#### SUPPLIED DATA ####
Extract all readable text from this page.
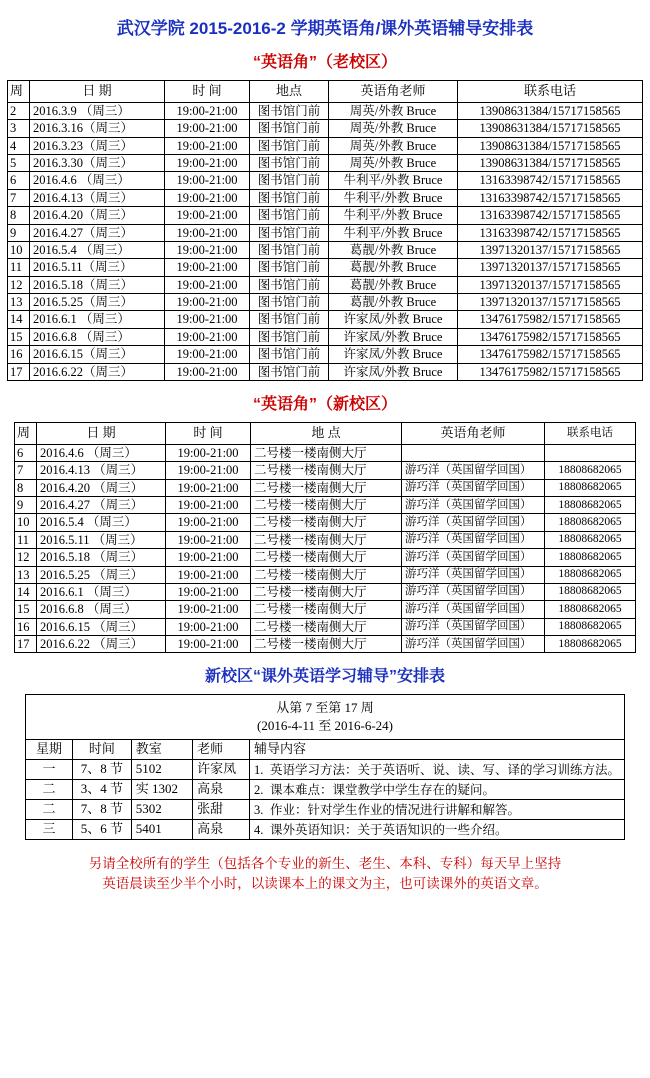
武汉学院 2015-2016-2 学期英语角/课外英语辅导安排表
“英语角”（老校区）
周	日 期	时 间	地点	英语角老师	联系电话
2	2016.3.9 （周三）	19:00-21:00	图书馆门前	周英/外教 Bruce	13908631384/15717158565
3	2016.3.16（周三）	19:00-21:00	图书馆门前	周英/外教 Bruce	13908631384/15717158565
4	2016.3.23（周三）	19:00-21:00	图书馆门前	周英/外教 Bruce	13908631384/15717158565
5	2016.3.30（周三）	19:00-21:00	图书馆门前	周英/外教 Bruce	13908631384/15717158565
6	2016.4.6 （周三）	19:00-21:00	图书馆门前	牛利平/外教 Bruce	13163398742/15717158565
7	2016.4.13（周三）	19:00-21:00	图书馆门前	牛利平/外教 Bruce	13163398742/15717158565
8	2016.4.20（周三）	19:00-21:00	图书馆门前	牛利平/外教 Bruce	13163398742/15717158565
9	2016.4.27（周三）	19:00-21:00	图书馆门前	牛利平/外教 Bruce	13163398742/15717158565
10	2016.5.4 （周三）	19:00-21:00	图书馆门前	葛靓/外教 Bruce	13971320137/15717158565
11	2016.5.11（周三）	19:00-21:00	图书馆门前	葛靓/外教 Bruce	13971320137/15717158565
12	2016.5.18（周三）	19:00-21:00	图书馆门前	葛靓/外教 Bruce	13971320137/15717158565
13	2016.5.25（周三）	19:00-21:00	图书馆门前	葛靓/外教 Bruce	13971320137/15717158565
14	2016.6.1 （周三）	19:00-21:00	图书馆门前	许家凤/外教 Bruce	13476175982/15717158565
15	2016.6.8 （周三）	19:00-21:00	图书馆门前	许家凤/外教 Bruce	13476175982/15717158565
16	2016.6.15（周三）	19:00-21:00	图书馆门前	许家凤/外教 Bruce	13476175982/15717158565
17	2016.6.22（周三）	19:00-21:00	图书馆门前	许家凤/外教 Bruce	13476175982/15717158565
“英语角”（新校区）
周	日 期	时 间	地 点	英语角老师	联系电话
6	2016.4.6 （周三）	19:00-21:00	二号楼一楼南侧大厅		
7	2016.4.13 （周三）	19:00-21:00	二号楼一楼南侧大厅	游巧洋（英国留学回国）	18808682065
8	2016.4.20 （周三）	19:00-21:00	二号楼一楼南侧大厅	游巧洋（英国留学回国）	18808682065
9	2016.4.27 （周三）	19:00-21:00	二号楼一楼南侧大厅	游巧洋（英国留学回国）	18808682065
10	2016.5.4 （周三）	19:00-21:00	二号楼一楼南侧大厅	游巧洋（英国留学回国）	18808682065
11	2016.5.11 （周三）	19:00-21:00	二号楼一楼南侧大厅	游巧洋（英国留学回国）	18808682065
12	2016.5.18 （周三）	19:00-21:00	二号楼一楼南侧大厅	游巧洋（英国留学回国）	18808682065
13	2016.5.25 （周三）	19:00-21:00	二号楼一楼南侧大厅	游巧洋（英国留学回国）	18808682065
14	2016.6.1 （周三）	19:00-21:00	二号楼一楼南侧大厅	游巧洋（英国留学回国）	18808682065
15	2016.6.8 （周三）	19:00-21:00	二号楼一楼南侧大厅	游巧洋（英国留学回国）	18808682065
16	2016.6.15 （周三）	19:00-21:00	二号楼一楼南侧大厅	游巧洋（英国留学回国）	18808682065
17	2016.6.22 （周三）	19:00-21:00	二号楼一楼南侧大厅	游巧洋（英国留学回国）	18808682065
新校区“课外英语学习辅导”安排表
从第 7 至第 17 周
(2016-4-11 至 2016-6-24)				

星期	时间	教室	老师	辅导内容
一	7、8 节	5102	许家凤	1. 英语学习方法：关于英语听、说、读、写、译的学习训练方法。
二	3、4 节	实 1302	高泉	2. 课本难点：课堂教学中学生存在的疑问。
二	7、8 节	5302	张甜	3. 作业：针对学生作业的情况进行讲解和解答。
三	5、6 节	5401	高泉	4. 课外英语知识：关于英语知识的一些介绍。
另请全校所有的学生（包括各个专业的新生、老生、本科、专科）每天早上坚持
英语晨读至少半个小时，以读课本上的课文为主，也可读课外的英语文章。
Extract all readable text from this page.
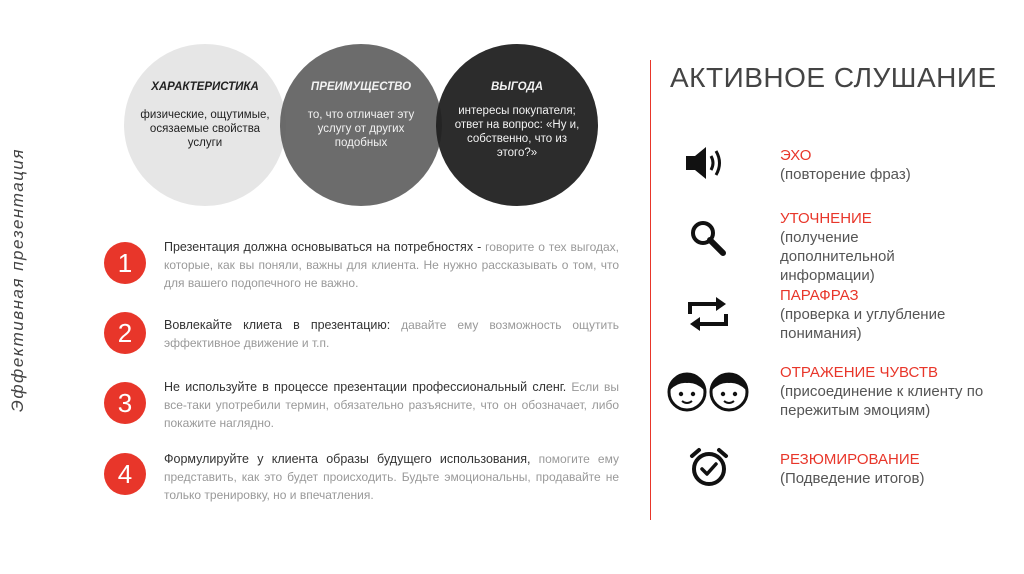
Эффективная презентация
ХАРАКТЕРИСТИКА
физические, ощутимые, осязаемые свойства услуги
ПРЕИМУЩЕСТВО
то, что отличает эту услугу от других подобных
ВЫГОДА
интересы покупателя; ответ на вопрос: «Ну и, собственно, что из этого?»
1
Презентация должна основываться на потребностях - говорите о тех выгодах, которые, как вы поняли, важны для клиента. Не нужно рассказывать о том, что для вашего подопечного не важно.
2	Вовлекайте клиета в презентацию: давайте ему возможность ощутить эффективное движение и т.п.
3
Не используйте в процессе презентации профессиональный сленг. Если вы все-таки употребили термин, обязательно разъясните, что он обозначает, либо покажите наглядно.
4	Формулируйте у клиента образы будущего использования, помогите ему представить, как это будет происходить. Будьте эмоциональны, продавайте не только тренировку, но и впечатления.
АКТИВНОЕ СЛУШАНИЕ
ЭХО
(повторение фраз)
УТОЧНЕНИЕ
(получение дополнительной информации)
ПАРАФРАЗ
(проверка и углубление понимания)
ОТРАЖЕНИЕ ЧУВСТВ
(присоединение к клиенту по пережитым эмоциям)
РЕЗЮМИРОВАНИЕ
(Подведение итогов)
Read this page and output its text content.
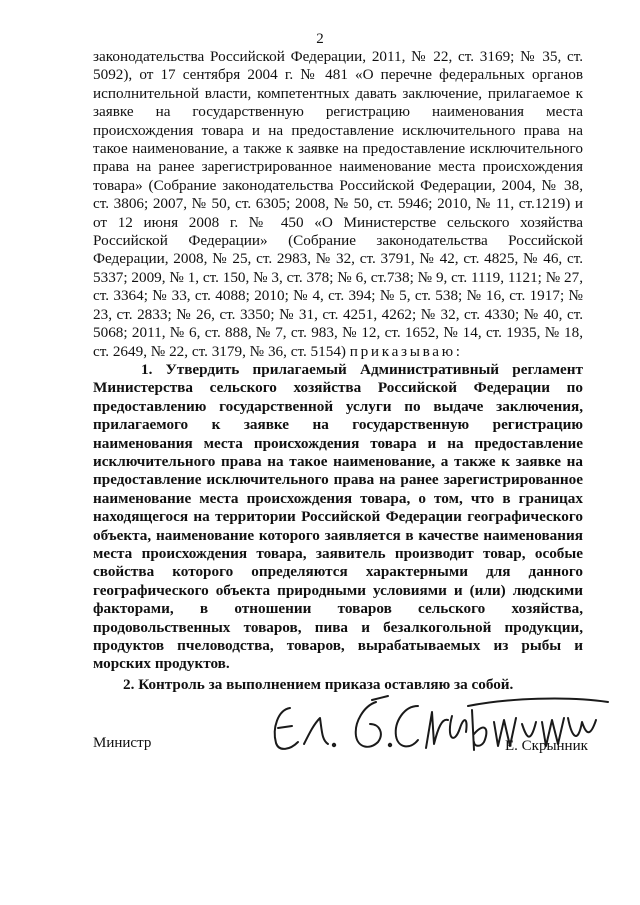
2

законодательства Российской Федерации, 2011, № 22, ст. 3169; № 35, ст. 5092), от 17 сентября 2004 г. № 481 «О перечне федеральных органов исполнительной власти, компетентных давать заключение, прилагаемое к заявке на государственную регистрацию наименования места происхождения товара и на предоставление исключительного права на такое наименование, а также к заявке на предоставление исключительного права на ранее зарегистрированное наименование места происхождения товара» (Собрание законодательства Российской Федерации, 2004, № 38, ст. 3806; 2007, № 50, ст. 6305; 2008, № 50, ст. 5946; 2010, № 11, ст.1219) и от 12 июня 2008 г. № 450 «О Министерстве сельского хозяйства Российской Федерации» (Собрание законодательства Российской Федерации, 2008, № 25, ст. 2983, № 32, ст. 3791, № 42, ст. 4825, № 46, ст. 5337; 2009, № 1, ст. 150, № 3, ст. 378; № 6, ст.738; № 9, ст. 1119, 1121; № 27, ст. 3364; № 33, ст. 4088; 2010; № 4, ст. 394; № 5, ст. 538; № 16, ст. 1917; № 23, ст. 2833; № 26, ст. 3350; № 31, ст. 4251, 4262; № 32, ст. 4330; № 40, ст. 5068; 2011, № 6, ст. 888, № 7, ст. 983, № 12, ст. 1652, № 14, ст. 1935, № 18, ст. 2649, № 22, ст. 3179, № 36, ст. 5154) приказываю:

1. Утвердить прилагаемый Административный регламент Министерства сельского хозяйства Российской Федерации по предоставлению государственной услуги по выдаче заключения, прилагаемого к заявке на государственную регистрацию наименования места происхождения товара и на предоставление исключительного права на такое наименование, а также к заявке на предоставление исключительного права на ранее зарегистрированное наименование места происхождения товара, о том, что в границах находящегося на территории Российской Федерации географического объекта, наименование которого заявляется в качестве наименования места происхождения товара, заявитель производит товар, особые свойства которого определяются характерными для данного географического объекта природными условиями и (или) людскими факторами, в отношении товаров сельского хозяйства, продовольственных товаров, пива и безалкогольной продукции, продуктов пчеловодства, товаров, вырабатываемых из рыбы и морских продуктов.

2. Контроль за выполнением приказа оставляю за собой.

Министр	Е. Скрынник
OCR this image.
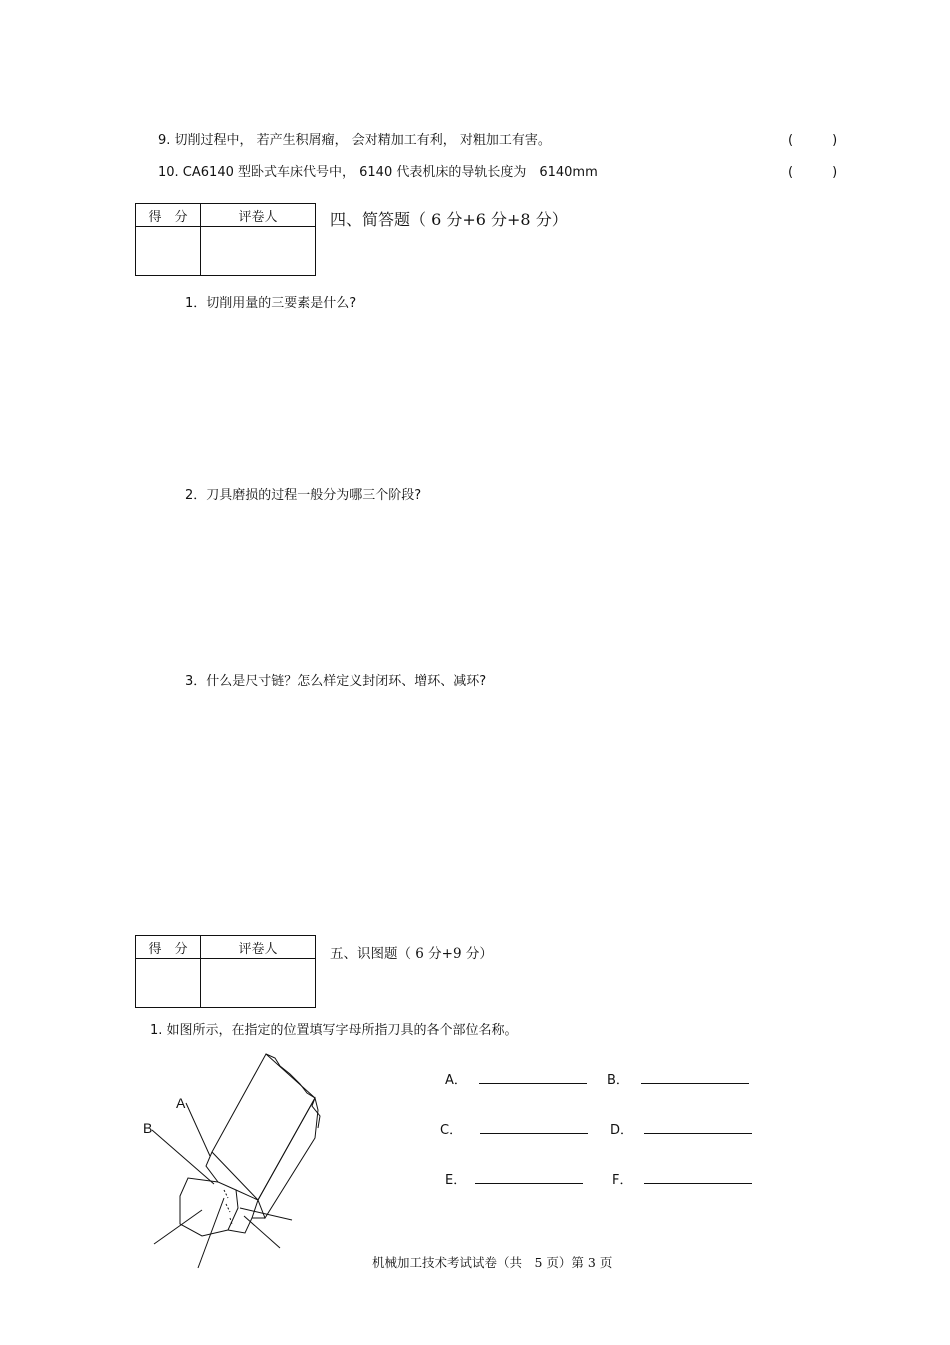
9. 切削过程中， 若产生积屑瘤， 会对精加工有利， 对粗加工有害。	(　　　)
10. CA6140 型卧式车床代号中， 6140 代表机床的导轨长度为　6140mm	(　　　)
得　分	评卷人
		四、简答题（ 6 分+6 分+8 分）
1．切削用量的三要素是什么?
2．刀具磨损的过程一般分为哪三个阶段?
3．什么是尺寸链？怎么样定义封闭环、增环、减环?
得　分	评卷人
		五、识图题（ 6 分+9 分）
1. 如图所示，在指定的位置填写字母所指刀具的各个部位名称。
A
B
A．	B．
C．	D．
E．	F．
机械加工技术考试试卷（共　5 页）第 3 页
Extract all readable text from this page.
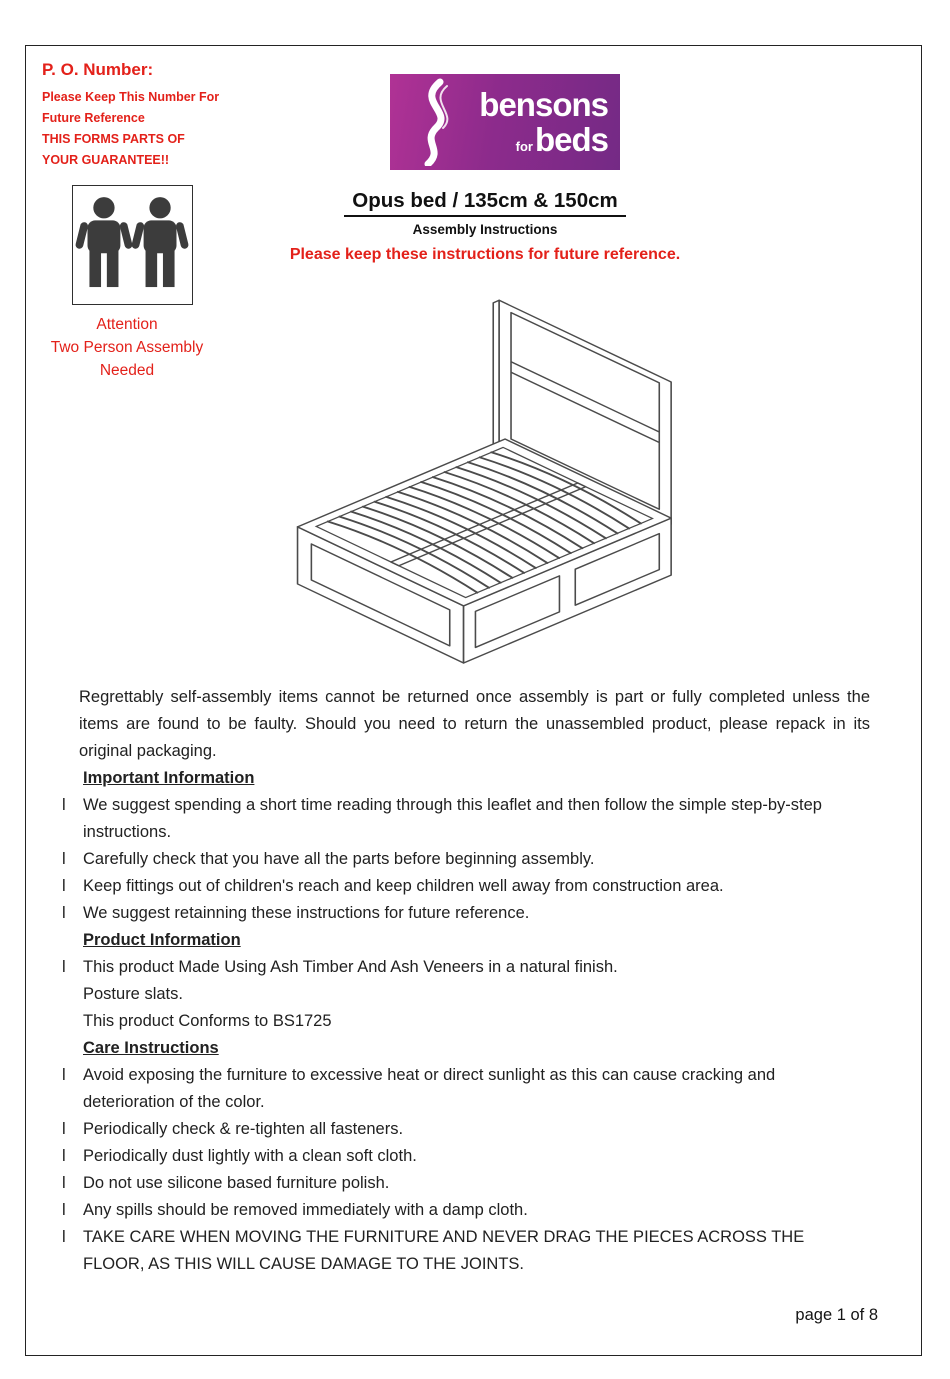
P. O. Number:
Please Keep This Number For
Future Reference
THIS FORMS PARTS OF
YOUR GUARANTEE!!
bensons
for beds
Opus bed / 135cm & 150cm
Assembly Instructions
Please keep these instructions for future reference.
Attention
Two Person Assembly
Needed

Regrettably self-assembly items cannot be returned once assembly is part or fully completed unless the items are found to be faulty. Should you need to return the unassembled product, please repack in its original packaging.

Important Information
l	We suggest spending a short time reading through this leaflet and then follow the simple step-by-step instructions.
l	Carefully check that you have all the parts before beginning assembly.
l	Keep fittings out of children's reach and keep children well away from construction area.
l	We suggest retainning these instructions for future reference.
Product Information
l	This product Made Using Ash Timber And Ash Veneers in a natural finish.
Posture slats.
This product Conforms to BS1725
Care Instructions
l	Avoid exposing the furniture to excessive heat or direct sunlight as this can cause cracking and deterioration of the color.
l	Periodically check & re-tighten all fasteners.
l	Periodically dust lightly with a clean soft cloth.
l	Do not use silicone based furniture polish.
l	Any spills should be removed immediately with a damp cloth.
l	TAKE CARE WHEN MOVING THE FURNITURE AND NEVER DRAG THE PIECES ACROSS THE FLOOR, AS THIS WILL CAUSE DAMAGE TO THE JOINTS.
page 1 of 8
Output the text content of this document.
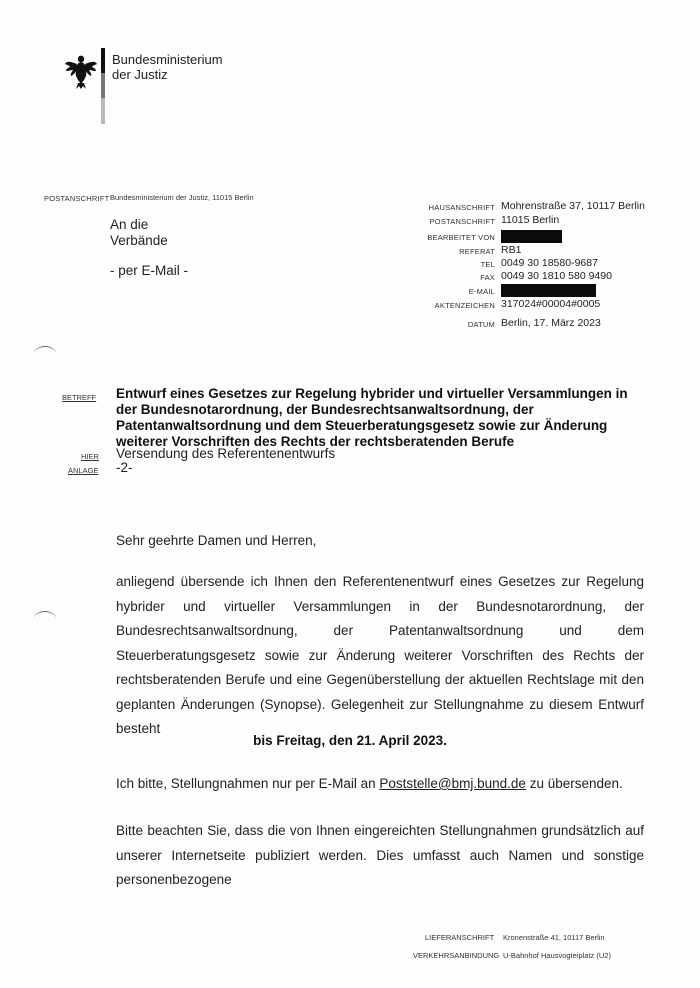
Bundesministerium
der Justiz
POSTANSCHRIFT Bundesministerium der Justiz, 11015 Berlin
An die
Verbände
- per E-Mail -
HAUSANSCHRIFT Mohrenstraße 37, 10117 Berlin
POSTANSCHRIFT 11015 Berlin
BEARBEITET VON
REFERAT RB1
TEL 0049 30 18580-9687
FAX 0049 30 1810 580 9490
E-MAIL
AKTENZEICHEN 317024#00004#0005
DATUM Berlin, 17. März 2023
BETREFF Entwurf eines Gesetzes zur Regelung hybrider und virtueller Versammlungen in der Bundesnotarordnung, der Bundesrechtsanwaltsordnung, der Patentanwaltsordnung und dem Steuerberatungsgesetz sowie zur Änderung weiterer Vorschriften des Rechts der rechtsberatenden Berufe
HIER Versendung des Referentenentwurfs
ANLAGE -2-
Sehr geehrte Damen und Herren,
anliegend übersende ich Ihnen den Referentenentwurf eines Gesetzes zur Regelung hybrider und virtueller Versammlungen in der Bundesnotarordnung, der Bundesrechtsanwaltsordnung, der Patentanwaltsordnung und dem Steuerberatungsgesetz sowie zur Änderung weiterer Vorschriften des Rechts der rechtsberatenden Berufe und eine Gegenüberstellung der aktuellen Rechtslage mit den geplanten Änderungen (Synopse). Gelegenheit zur Stellungnahme zu diesem Entwurf besteht
bis Freitag, den 21. April 2023.
Ich bitte, Stellungnahmen nur per E-Mail an Poststelle@bmj.bund.de zu übersenden.
Bitte beachten Sie, dass die von Ihnen eingereichten Stellungnahmen grundsätzlich auf unserer Internetseite publiziert werden. Dies umfasst auch Namen und sonstige personenbezogene
LIEFERANSCHRIFT Kronenstraße 41, 10117 Berlin
VERKEHRSANBINDUNG U-Bahnhof Hausvogteiplatz (U2)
####
WHAT YOU NEED TO DO
Scan the material above for the string "Number" and return the lines that hold it.

RESPONSE TO THE EXERCISE
P. O. Number:
Please Keep This Number For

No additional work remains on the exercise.